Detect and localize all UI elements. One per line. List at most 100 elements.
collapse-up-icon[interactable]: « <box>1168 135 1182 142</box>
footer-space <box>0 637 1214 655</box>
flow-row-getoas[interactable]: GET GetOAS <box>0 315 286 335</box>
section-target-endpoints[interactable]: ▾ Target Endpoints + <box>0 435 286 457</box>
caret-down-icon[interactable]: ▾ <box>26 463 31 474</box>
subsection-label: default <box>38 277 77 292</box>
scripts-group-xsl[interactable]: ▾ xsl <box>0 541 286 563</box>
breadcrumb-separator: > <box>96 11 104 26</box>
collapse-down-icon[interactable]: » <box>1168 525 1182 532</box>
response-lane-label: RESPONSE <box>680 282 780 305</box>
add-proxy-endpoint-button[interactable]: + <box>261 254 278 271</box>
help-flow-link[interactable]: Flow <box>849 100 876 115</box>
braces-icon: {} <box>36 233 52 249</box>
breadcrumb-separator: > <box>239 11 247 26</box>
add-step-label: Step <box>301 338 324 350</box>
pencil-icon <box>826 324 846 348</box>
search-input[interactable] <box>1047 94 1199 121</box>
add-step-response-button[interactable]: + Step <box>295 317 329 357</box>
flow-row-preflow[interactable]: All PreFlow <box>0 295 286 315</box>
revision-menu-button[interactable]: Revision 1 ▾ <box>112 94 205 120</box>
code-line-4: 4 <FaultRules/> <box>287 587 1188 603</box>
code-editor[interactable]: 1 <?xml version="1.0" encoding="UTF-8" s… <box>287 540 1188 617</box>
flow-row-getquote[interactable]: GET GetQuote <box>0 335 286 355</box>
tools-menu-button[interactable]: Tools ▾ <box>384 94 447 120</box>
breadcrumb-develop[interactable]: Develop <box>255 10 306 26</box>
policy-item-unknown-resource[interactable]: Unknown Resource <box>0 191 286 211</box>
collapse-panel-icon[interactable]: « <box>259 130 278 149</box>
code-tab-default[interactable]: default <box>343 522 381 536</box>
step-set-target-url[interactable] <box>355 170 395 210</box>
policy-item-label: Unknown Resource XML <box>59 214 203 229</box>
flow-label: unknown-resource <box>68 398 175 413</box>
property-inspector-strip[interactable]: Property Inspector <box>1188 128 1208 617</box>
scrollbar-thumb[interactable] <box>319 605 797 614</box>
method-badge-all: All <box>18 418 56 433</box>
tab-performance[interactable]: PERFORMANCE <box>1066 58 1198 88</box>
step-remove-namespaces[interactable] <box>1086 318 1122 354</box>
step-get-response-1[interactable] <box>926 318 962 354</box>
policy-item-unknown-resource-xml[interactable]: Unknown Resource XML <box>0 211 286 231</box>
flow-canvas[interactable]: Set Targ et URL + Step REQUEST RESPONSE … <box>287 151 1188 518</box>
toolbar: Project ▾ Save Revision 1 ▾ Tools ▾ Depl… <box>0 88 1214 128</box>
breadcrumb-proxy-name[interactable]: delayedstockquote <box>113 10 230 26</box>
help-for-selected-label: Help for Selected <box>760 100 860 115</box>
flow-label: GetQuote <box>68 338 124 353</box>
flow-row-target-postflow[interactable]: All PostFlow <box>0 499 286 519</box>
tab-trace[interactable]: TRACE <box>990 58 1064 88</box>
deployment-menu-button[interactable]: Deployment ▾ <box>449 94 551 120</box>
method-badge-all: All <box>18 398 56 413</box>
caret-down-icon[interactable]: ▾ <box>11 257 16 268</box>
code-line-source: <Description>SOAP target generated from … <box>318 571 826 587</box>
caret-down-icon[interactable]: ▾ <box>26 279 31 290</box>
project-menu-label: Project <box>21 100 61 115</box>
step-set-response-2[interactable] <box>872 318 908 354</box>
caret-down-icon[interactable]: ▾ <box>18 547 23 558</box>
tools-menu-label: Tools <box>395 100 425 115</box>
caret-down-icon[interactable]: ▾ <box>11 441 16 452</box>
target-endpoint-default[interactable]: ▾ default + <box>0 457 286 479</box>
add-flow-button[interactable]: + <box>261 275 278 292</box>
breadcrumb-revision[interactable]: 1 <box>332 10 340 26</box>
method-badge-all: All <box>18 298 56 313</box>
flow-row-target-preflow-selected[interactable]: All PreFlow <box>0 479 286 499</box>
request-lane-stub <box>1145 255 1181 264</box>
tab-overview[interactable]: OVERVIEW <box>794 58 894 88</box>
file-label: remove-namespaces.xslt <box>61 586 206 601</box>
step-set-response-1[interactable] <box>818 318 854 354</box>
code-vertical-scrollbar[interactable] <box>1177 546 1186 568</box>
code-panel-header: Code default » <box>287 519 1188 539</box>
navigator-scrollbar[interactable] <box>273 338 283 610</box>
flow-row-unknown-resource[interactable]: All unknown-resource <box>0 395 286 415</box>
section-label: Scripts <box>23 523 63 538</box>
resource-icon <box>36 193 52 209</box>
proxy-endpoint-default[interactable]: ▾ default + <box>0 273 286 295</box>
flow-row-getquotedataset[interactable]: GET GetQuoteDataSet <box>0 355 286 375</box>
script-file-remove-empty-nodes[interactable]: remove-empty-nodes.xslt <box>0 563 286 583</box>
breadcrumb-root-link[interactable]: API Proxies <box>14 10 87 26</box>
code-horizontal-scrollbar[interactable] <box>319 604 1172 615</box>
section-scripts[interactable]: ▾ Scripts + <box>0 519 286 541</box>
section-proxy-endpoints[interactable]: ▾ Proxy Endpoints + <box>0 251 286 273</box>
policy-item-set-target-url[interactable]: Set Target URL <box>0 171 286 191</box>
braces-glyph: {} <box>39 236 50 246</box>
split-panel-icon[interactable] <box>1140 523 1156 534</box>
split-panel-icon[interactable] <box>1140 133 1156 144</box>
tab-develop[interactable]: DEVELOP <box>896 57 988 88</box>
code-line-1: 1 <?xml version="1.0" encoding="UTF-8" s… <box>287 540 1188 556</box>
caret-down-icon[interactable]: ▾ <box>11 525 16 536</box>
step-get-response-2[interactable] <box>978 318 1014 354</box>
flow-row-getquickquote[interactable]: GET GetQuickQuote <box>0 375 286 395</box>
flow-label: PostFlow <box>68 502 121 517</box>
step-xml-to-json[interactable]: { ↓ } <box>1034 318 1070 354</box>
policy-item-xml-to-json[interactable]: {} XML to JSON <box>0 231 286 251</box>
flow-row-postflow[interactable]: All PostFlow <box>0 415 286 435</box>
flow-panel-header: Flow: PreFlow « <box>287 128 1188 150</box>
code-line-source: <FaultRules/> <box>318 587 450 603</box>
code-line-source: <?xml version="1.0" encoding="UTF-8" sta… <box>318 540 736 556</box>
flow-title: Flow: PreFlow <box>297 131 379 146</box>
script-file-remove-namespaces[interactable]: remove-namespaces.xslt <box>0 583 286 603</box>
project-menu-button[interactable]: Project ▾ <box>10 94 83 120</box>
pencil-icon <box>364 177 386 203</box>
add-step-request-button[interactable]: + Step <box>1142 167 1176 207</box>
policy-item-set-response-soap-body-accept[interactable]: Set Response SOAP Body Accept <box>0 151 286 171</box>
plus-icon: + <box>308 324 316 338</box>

________________________

** THE TASK **
Copy the entries word for word, from the first line through the line that contains "pencil-icon <box>826 324 846 348</box>".

** EXERCISE OUTPUT **
Detect and localize all UI elements. One per line. List at most 100 elements.
collapse-up-icon[interactable]: « <box>1168 135 1182 142</box>
footer-space <box>0 637 1214 655</box>
flow-row-getoas[interactable]: GET GetOAS <box>0 315 286 335</box>
section-target-endpoints[interactable]: ▾ Target Endpoints + <box>0 435 286 457</box>
caret-down-icon[interactable]: ▾ <box>26 463 31 474</box>
subsection-label: default <box>38 277 77 292</box>
scripts-group-xsl[interactable]: ▾ xsl <box>0 541 286 563</box>
breadcrumb-separator: > <box>96 11 104 26</box>
collapse-down-icon[interactable]: » <box>1168 525 1182 532</box>
response-lane-label: RESPONSE <box>680 282 780 305</box>
add-proxy-endpoint-button[interactable]: + <box>261 254 278 271</box>
help-flow-link[interactable]: Flow <box>849 100 876 115</box>
braces-icon: {} <box>36 233 52 249</box>
breadcrumb-separator: > <box>239 11 247 26</box>
add-step-label: Step <box>301 338 324 350</box>
pencil-icon <box>826 324 846 348</box>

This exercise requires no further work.